#### What needs to be done:
Set out the lines below as a Markdown table with two columns, Row and Text. Number each line in order and skip any blank ones.
____________
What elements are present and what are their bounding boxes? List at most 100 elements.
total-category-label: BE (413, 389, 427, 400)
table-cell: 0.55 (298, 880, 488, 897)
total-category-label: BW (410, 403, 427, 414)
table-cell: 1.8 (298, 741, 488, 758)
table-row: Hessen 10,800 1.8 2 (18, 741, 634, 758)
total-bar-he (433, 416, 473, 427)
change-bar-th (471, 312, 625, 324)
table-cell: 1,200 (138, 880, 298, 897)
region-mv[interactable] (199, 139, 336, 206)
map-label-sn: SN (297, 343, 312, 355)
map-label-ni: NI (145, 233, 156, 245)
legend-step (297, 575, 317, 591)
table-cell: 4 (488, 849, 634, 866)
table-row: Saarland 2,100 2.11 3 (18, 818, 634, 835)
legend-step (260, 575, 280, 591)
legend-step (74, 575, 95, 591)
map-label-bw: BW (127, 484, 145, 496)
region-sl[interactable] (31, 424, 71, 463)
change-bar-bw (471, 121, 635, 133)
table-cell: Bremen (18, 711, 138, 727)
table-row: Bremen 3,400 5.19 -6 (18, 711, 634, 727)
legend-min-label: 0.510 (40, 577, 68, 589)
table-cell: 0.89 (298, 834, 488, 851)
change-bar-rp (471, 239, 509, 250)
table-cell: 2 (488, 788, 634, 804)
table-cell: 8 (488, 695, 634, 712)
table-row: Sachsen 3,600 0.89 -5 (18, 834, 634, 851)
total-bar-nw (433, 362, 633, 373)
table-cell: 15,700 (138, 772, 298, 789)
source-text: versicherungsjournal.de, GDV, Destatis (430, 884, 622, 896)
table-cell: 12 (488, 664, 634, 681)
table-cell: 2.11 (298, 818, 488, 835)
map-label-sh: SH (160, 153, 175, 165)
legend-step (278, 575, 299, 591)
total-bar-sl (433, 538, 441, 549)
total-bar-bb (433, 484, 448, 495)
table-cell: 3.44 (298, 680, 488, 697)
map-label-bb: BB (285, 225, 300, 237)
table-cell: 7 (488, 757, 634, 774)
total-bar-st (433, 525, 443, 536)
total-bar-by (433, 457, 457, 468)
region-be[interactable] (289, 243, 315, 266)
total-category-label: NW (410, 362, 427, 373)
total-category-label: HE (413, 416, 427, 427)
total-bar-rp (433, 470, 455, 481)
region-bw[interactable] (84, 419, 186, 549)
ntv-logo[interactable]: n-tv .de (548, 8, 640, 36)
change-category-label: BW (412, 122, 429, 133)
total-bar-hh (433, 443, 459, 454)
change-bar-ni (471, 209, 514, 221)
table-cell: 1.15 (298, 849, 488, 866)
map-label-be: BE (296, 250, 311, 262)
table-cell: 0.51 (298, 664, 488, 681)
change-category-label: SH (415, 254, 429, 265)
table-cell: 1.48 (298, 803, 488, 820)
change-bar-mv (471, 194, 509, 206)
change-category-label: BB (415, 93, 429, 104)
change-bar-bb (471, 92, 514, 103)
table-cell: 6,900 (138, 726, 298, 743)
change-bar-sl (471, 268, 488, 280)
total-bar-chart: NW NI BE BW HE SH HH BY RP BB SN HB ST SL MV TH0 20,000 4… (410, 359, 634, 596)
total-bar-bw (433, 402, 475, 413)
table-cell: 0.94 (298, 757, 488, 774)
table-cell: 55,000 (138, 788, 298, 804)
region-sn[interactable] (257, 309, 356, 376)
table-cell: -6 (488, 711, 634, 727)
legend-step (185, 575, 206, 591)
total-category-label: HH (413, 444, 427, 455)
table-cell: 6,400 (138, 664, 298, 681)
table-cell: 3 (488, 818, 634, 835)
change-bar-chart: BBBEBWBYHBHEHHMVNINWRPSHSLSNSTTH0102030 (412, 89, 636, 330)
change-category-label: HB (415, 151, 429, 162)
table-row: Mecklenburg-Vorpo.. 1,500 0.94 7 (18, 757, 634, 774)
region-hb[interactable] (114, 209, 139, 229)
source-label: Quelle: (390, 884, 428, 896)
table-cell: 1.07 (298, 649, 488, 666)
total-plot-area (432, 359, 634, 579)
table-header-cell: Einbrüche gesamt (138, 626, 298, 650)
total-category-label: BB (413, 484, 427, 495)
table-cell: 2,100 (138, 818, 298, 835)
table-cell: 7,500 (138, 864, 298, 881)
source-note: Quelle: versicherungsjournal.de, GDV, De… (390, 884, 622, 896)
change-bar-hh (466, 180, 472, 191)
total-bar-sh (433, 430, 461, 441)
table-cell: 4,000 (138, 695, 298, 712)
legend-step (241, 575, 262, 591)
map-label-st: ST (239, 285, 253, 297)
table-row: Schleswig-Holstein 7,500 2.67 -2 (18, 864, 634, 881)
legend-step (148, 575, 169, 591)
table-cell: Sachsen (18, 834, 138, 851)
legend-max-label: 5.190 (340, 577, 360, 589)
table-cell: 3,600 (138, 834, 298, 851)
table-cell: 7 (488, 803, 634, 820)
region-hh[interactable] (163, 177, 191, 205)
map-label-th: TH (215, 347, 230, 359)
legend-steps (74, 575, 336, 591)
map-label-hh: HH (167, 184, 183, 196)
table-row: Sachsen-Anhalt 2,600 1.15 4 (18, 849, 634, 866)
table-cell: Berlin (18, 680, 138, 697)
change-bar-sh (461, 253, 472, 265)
____________
#### Reply to the task:
| Row | Text |
|---|---|
| 1 | What elements are present and what are their bounding boxes? List at most 100 elements. |
| 2 | total-category-label: BE (413, 389, 427, 400) |
| 3 | table-cell: 0.55 (298, 880, 488, 897) |
| 4 | total-category-label: BW (410, 403, 427, 414) |
| 5 | table-cell: 1.8 (298, 741, 488, 758) |
| 6 | table-row: Hessen 10,800 1.8 2 (18, 741, 634, 758) |
| 7 | total-bar-he (433, 416, 473, 427) |
| 8 | change-bar-th (471, 312, 625, 324) |
| 9 | table-cell: 1,200 (138, 880, 298, 897) |
| 10 | region-mv[interactable] (199, 139, 336, 206) |
| 11 | map-label-sn: SN (297, 343, 312, 355) |
| 12 | map-label-ni: NI (145, 233, 156, 245) |
| 13 | legend-step (297, 575, 317, 591) |
| 14 | table-cell: 4 (488, 849, 634, 866) |
| 15 | table-row: Saarland 2,100 2.11 3 (18, 818, 634, 835) |
| 16 | legend-step (260, 575, 280, 591) |
| 17 | legend-step (74, 575, 95, 591) |
| 18 | map-label-bw: BW (127, 484, 145, 496) |
| 19 | region-sl[interactable] (31, 424, 71, 463) |
| 20 | change-bar-bw (471, 121, 635, 133) |
| 21 | table-cell: Bremen (18, 711, 138, 727) |
| 22 | table-row: Bremen 3,400 5.19 -6 (18, 711, 634, 727) |
| 23 | legend-min-label: 0.510 (40, 577, 68, 589) |
| 24 | table-cell: 0.89 (298, 834, 488, 851) |
| 25 | change-bar-rp (471, 239, 509, 250) |
| 26 | table-cell: 2 (488, 788, 634, 804) |
| 27 | table-cell: 8 (488, 695, 634, 712) |
| 28 | table-row: Sachsen 3,600 0.89 -5 (18, 834, 634, 851) |
| 29 | total-bar-nw (433, 362, 633, 373) |
| 30 | table-cell: 15,700 (138, 772, 298, 789) |
| 31 | source-text: versicherungsjournal.de, GDV, Destatis (430, 884, 622, 896) |
| 32 | table-cell: 12 (488, 664, 634, 681) |
| 33 | table-cell: 2.11 (298, 818, 488, 835) |
| 34 | map-label-sh: SH (160, 153, 175, 165) |
| 35 | legend-step (278, 575, 299, 591) |
| 36 | total-bar-sl (433, 538, 441, 549) |
| 37 | total-bar-bb (433, 484, 448, 495) |
| 38 | table-cell: 3.44 (298, 680, 488, 697) |
| 39 | map-label-bb: BB (285, 225, 300, 237) |
| 40 | table-cell: 7 (488, 757, 634, 774) |
| 41 | total-bar-st (433, 525, 443, 536) |
| 42 | total-bar-by (433, 457, 457, 468) |
| 43 | region-be[interactable] (289, 243, 315, 266) |
| 44 | total-category-label: NW (410, 362, 427, 373) |
| 45 | total-category-label: HE (413, 416, 427, 427) |
| 46 | total-bar-rp (433, 470, 455, 481) |
| 47 | region-bw[interactable] (84, 419, 186, 549) |
| 48 | ntv-logo[interactable]: n-tv .de (548, 8, 640, 36) |
| 49 | change-category-label: BW (412, 122, 429, 133) |
| 50 | total-bar-hh (433, 443, 459, 454) |
| 51 | change-bar-ni (471, 209, 514, 221) |
| 52 | table-cell: 1.15 (298, 849, 488, 866) |
| 53 | map-label-be: BE (296, 250, 311, 262) |
| 54 | table-cell: 0.51 (298, 664, 488, 681) |
| 55 | change-category-label: SH (415, 254, 429, 265) |
| 56 | table-cell: 1.48 (298, 803, 488, 820) |
| 57 | change-bar-mv (471, 194, 509, 206) |
| 58 | change-category-label: BB (415, 93, 429, 104) |
| 59 | change-bar-bb (471, 92, 514, 103) |
| 60 | table-cell: 6,900 (138, 726, 298, 743) |
| 61 | change-bar-sl (471, 268, 488, 280) |
| 62 | total-bar-chart: NW NI BE BW HE SH HH BY RP BB SN HB ST SL MV TH0 20,000 4… (410, 359, 634, 596) |
| 63 | total-bar-bw (433, 402, 475, 413) |
| 64 | table-cell: 0.94 (298, 757, 488, 774) |
| 65 | table-cell: 55,000 (138, 788, 298, 804) |
| 66 | region-sn[interactable] (257, 309, 356, 376) |
| 67 | table-cell: -6 (488, 711, 634, 727) |
| 68 | legend-step (185, 575, 206, 591) |
| 69 | total-category-label: HH (413, 444, 427, 455) |
| 70 | table-cell: 6,400 (138, 664, 298, 681) |
| 71 | table-cell: 3 (488, 818, 634, 835) |
| 72 | change-bar-chart: BBBEBWBYHBHEHHMVNINWRPSHSLSNSTTH0102030 (412, 89, 636, 330) |
| 73 | change-category-label: HB (415, 151, 429, 162) |
| 74 | table-row: Mecklenburg-Vorpo.. 1,500 0.94 7 (18, 757, 634, 774) |
| 75 | region-hb[interactable] (114, 209, 139, 229) |
| 76 | source-label: Quelle: (390, 884, 428, 896) |
| 77 | table-cell: 1.07 (298, 649, 488, 666) |
| 78 | total-plot-area (432, 359, 634, 579) |
| 79 | table-header-cell: Einbrüche gesamt (138, 626, 298, 650) |
| 80 | total-category-label: BB (413, 484, 427, 495) |
| 81 | table-cell: 2,100 (138, 818, 298, 835) |
| 82 | table-cell: 7,500 (138, 864, 298, 881) |
| 83 | source-note: Quelle: versicherungsjournal.de, GDV, De… (390, 884, 622, 896) |
| 84 | change-bar-hh (466, 180, 472, 191) |
| 85 | total-bar-sh (433, 430, 461, 441) |
| 86 | table-cell: 4,000 (138, 695, 298, 712) |
| 87 | legend-step (241, 575, 262, 591) |
| 88 | map-label-st: ST (239, 285, 253, 297) |
| 89 | table-row: Schleswig-Holstein 7,500 2.67 -2 (18, 864, 634, 881) |
| 90 | legend-step (148, 575, 169, 591) |
| 91 | table-cell: Sachsen (18, 834, 138, 851) |
| 92 | legend-max-label: 5.190 (340, 577, 360, 589) |
| 93 | table-cell: 3,600 (138, 834, 298, 851) |
| 94 | table-cell: 7 (488, 803, 634, 820) |
| 95 | region-hh[interactable] (163, 177, 191, 205) |
| 96 | map-label-th: TH (215, 347, 230, 359) |
| 97 | legend-steps (74, 575, 336, 591) |
| 98 | map-label-hh: HH (167, 184, 183, 196) |
| 99 | table-row: Sachsen-Anhalt 2,600 1.15 4 (18, 849, 634, 866) |
| 100 | table-cell: Berlin (18, 680, 138, 697) |
| 101 | change-bar-sh (461, 253, 472, 265) |